__Work to do__: Would you write out the entries below, every one of them, exactly?

__Data shown__:
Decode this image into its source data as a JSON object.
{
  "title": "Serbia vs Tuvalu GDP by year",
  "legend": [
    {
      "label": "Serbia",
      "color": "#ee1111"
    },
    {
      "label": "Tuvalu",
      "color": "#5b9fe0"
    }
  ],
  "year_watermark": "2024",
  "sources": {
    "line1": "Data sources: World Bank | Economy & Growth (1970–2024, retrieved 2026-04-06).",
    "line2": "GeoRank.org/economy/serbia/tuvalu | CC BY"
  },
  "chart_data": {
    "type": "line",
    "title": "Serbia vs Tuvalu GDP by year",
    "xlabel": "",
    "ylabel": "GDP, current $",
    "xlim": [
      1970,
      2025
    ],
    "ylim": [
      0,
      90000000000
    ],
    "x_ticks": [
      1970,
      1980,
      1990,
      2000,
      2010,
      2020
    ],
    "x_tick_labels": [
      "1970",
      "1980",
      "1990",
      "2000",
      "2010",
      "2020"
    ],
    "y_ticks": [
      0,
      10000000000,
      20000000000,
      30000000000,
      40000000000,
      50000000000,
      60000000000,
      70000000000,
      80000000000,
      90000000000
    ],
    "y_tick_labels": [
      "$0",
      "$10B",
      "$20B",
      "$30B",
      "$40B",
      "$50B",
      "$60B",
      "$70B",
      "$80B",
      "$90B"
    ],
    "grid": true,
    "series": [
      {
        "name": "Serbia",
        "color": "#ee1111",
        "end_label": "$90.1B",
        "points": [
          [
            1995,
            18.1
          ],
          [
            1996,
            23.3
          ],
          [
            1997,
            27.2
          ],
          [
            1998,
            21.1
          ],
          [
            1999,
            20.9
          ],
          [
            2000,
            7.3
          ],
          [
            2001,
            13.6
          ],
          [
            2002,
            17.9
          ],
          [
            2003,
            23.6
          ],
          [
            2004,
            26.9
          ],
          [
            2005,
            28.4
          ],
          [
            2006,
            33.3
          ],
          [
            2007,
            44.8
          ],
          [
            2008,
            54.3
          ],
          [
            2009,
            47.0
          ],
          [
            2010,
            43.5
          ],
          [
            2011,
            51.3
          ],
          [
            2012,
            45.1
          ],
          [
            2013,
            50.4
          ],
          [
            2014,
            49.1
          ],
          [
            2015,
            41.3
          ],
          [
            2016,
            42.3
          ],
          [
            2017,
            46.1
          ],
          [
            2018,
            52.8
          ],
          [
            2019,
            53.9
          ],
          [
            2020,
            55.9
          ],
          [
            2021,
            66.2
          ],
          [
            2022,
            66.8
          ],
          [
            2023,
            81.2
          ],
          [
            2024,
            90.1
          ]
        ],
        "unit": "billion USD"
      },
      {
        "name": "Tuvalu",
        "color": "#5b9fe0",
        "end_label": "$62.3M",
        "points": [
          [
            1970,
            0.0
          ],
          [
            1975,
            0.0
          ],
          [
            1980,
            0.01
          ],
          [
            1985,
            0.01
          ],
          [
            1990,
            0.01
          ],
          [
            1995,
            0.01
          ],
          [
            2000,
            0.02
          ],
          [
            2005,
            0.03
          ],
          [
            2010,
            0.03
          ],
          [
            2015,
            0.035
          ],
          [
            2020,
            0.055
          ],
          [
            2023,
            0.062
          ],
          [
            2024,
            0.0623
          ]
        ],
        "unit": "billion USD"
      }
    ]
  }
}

__Solved exercise__:
Decode this image into its source data as a JSON object.
{
  "title": "Serbia vs Tuvalu GDP by year",
  "legend": [
    {
      "label": "Serbia",
      "color": "#ee1111"
    },
    {
      "label": "Tuvalu",
      "color": "#5b9fe0"
    }
  ],
  "year_watermark": "2024",
  "sources": {
    "line1": "Data sources: World Bank | Economy & Growth (1970–2024, retrieved 2026-04-06).",
    "line2": "GeoRank.org/economy/serbia/tuvalu | CC BY"
  },
  "chart_data": {
    "type": "line",
    "title": "Serbia vs Tuvalu GDP by year",
    "xlabel": "",
    "ylabel": "GDP, current $",
    "xlim": [
      1970,
      2025
    ],
    "ylim": [
      0,
      90000000000
    ],
    "x_ticks": [
      1970,
      1980,
      1990,
      2000,
      2010,
      2020
    ],
    "x_tick_labels": [
      "1970",
      "1980",
      "1990",
      "2000",
      "2010",
      "2020"
    ],
    "y_ticks": [
      0,
      10000000000,
      20000000000,
      30000000000,
      40000000000,
      50000000000,
      60000000000,
      70000000000,
      80000000000,
      90000000000
    ],
    "y_tick_labels": [
      "$0",
      "$10B",
      "$20B",
      "$30B",
      "$40B",
      "$50B",
      "$60B",
      "$70B",
      "$80B",
      "$90B"
    ],
    "grid": true,
    "series": [
      {
        "name": "Serbia",
        "color": "#ee1111",
        "end_label": "$90.1B",
        "points": [
          [
            1995,
            18.1
          ],
          [
            1996,
            23.3
          ],
          [
            1997,
            27.2
          ],
          [
            1998,
            21.1
          ],
          [
            1999,
            20.9
          ],
          [
            2000,
            7.3
          ],
          [
            2001,
            13.6
          ],
          [
            2002,
            17.9
          ],
          [
            2003,
            23.6
          ],
          [
            2004,
            26.9
          ],
          [
            2005,
            28.4
          ],
          [
            2006,
            33.3
          ],
          [
            2007,
            44.8
          ],
          [
            2008,
            54.3
          ],
          [
            2009,
            47.0
          ],
          [
            2010,
            43.5
          ],
          [
            2011,
            51.3
          ],
          [
            2012,
            45.1
          ],
          [
            2013,
            50.4
          ],
          [
            2014,
            49.1
          ],
          [
            2015,
            41.3
          ],
          [
            2016,
            42.3
          ],
          [
            2017,
            46.1
          ],
          [
            2018,
            52.8
          ],
          [
            2019,
            53.9
          ],
          [
            2020,
            55.9
          ],
          [
            2021,
            66.2
          ],
          [
            2022,
            66.8
          ],
          [
            2023,
            81.2
          ],
          [
            2024,
            90.1
          ]
        ],
        "unit": "billion USD"
      },
      {
        "name": "Tuvalu",
        "color": "#5b9fe0",
        "end_label": "$62.3M",
        "points": [
          [
            1970,
            0.0
          ],
          [
            1975,
            0.0
          ],
          [
            1980,
            0.01
          ],
          [
            1985,
            0.01
          ],
          [
            1990,
            0.01
          ],
          [
            1995,
            0.01
          ],
          [
            2000,
            0.02
          ],
          [
            2005,
            0.03
          ],
          [
            2010,
            0.03
          ],
          [
            2015,
            0.035
          ],
          [
            2020,
            0.055
          ],
          [
            2023,
            0.062
          ],
          [
            2024,
            0.0623
          ]
        ],
        "unit": "billion USD"
      }
    ]
  }
}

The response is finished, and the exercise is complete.